**Written problem:** List, from the lines below, each one with "will" in it.

-- Start --

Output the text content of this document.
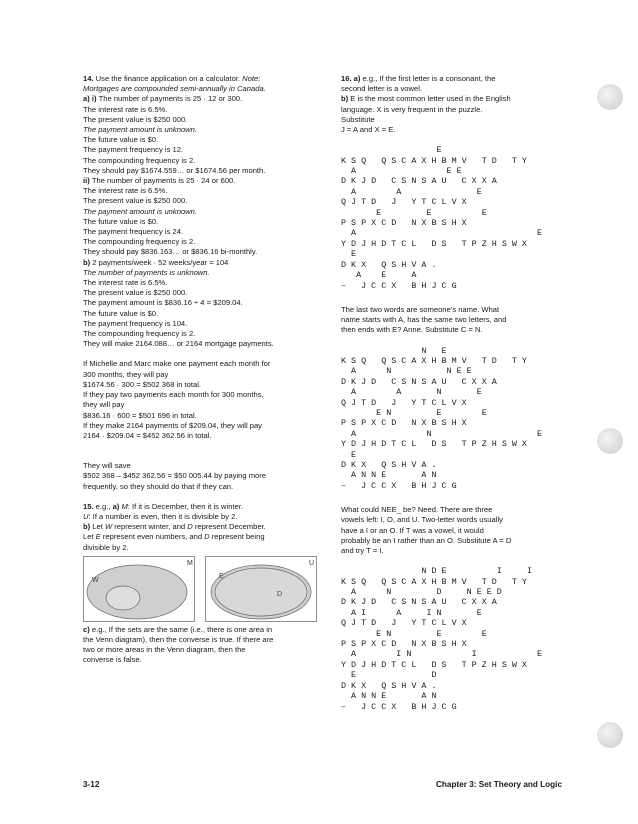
14. Use the finance application on a calculator. Note:
Mortgages are compounded semi-annually in Canada.
a) i) The number of payments is 25 · 12 or 300.
The interest rate is 6.5%.
The present value is $250 000.
The payment amount is unknown.
The future value is $0.
The payment frequency is 12.
The compounding frequency is 2.
They should pay $1674.559… or $1674.56 per month.
ii) The number of payments is 25 · 24 or 600.
The interest rate is 6.5%.
The present value is $250 000.
The payment amount is unknown.
The future value is $0.
The payment frequency is 24.
The compounding frequency is 2.
They should pay $836.163… or $836.16 bi-monthly.
b) 2 payments/week · 52 weeks/year = 104
The number of payments is unknown.
The interest rate is 6.5%.
The present value is $250 000.
The payment amount is $836.16 ÷ 4 = $209.04.
The future value is $0.
The payment frequency is 104.
The compounding frequency is 2.
They will make 2164.088… or 2164 mortgage payments.
If Michelle and Marc make one payment each month for
300 months, they will pay
$1674.56 · 300 = $502 368 in total.
If they pay two payments each month for 300 months,
they will pay
$836.16 · 600 = $501 696 in total.
If they make 2164 payments of $209.04, they will pay
2164 · $209.04 = $452 362.56 in total.
They will save
$502 368 – $452 362.56 = $50 005.44 by paying more
frequently, so they should do that if they can.
15. e.g., a) M: If it is December, then it is winter.
U: If a number is even, then it is divisible by 2.
b) Let W represent winter, and D represent December.
Let E represent even numbers, and D represent being
divisible by 2.
M
W
U
E
D
c) e.g., If the sets are the same (i.e., there is one area in
the Venn diagram), then the converse is true. If there are
two or more areas in the Venn diagram, then the
converse is false.
16. a) e.g., If the first letter is a consonant, the
second letter is a vowel.
b) E is the most common letter used in the English
language. X is very frequent in the puzzle.
Substitute
J = A and X = E.
E
K S Q   Q S C A X H B M V   T D   T Y
A                  E E
D K J D   C S N S A U   C X X A
A        A               E
Q J T D   J   Y T C L V X
E         E          E
P S P X C D   N X B S H X
A                                    E
Y D J H D T C L   D S   T P Z H S W X
E
D K X   Q S H V A .
A    E     A
–   J C C X   B H J C G
The last two words are someone’s name. What
name starts with A, has the same two letters, and
then ends with E? Anne. Substitute C = N.
N   E
K S Q   Q S C A X H B M V   T D   T Y
A      N           N E E
D K J D   C S N S A U   C X X A
A        A       N       E
Q J T D   J   Y T C L V X
E N         E        E
P S P X C D   N X B S H X
A              N                     E
Y D J H D T C L   D S   T P Z H S W X
E
D K X   Q S H V A .
A N N E       A N
–   J C C X   B H J C G
What could NEE_ be? Need. There are three
vowels left: I, O, and U. Two-letter words usually
have a I or an O. If T was a vowel, it would
probably be an I rather than an O. Substitute A = D
and try T = I.
N D E          I     I
K S Q   Q S C A X H B M V   T D   T Y
A      N         D     N E E D
D K J D   C S N S A U   C X X A
A I      A     I N       E
Q J T D   J   Y T C L V X
E N         E        E
P S P X C D   N X B S H X
A        I N            I            E
Y D J H D T C L   D S   T P Z H S W X
E               D
D K X   Q S H V A .
A N N E       A N
–   J C C X   B H J C G
3-12	Chapter 3: Set Theory and Logic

-- End --

**Worked answer:**
They will make 2164.088… or 2164 mortgage payments.
300 months, they will pay
they will pay
If they make 2164 payments of $209.04, they will pay
They will save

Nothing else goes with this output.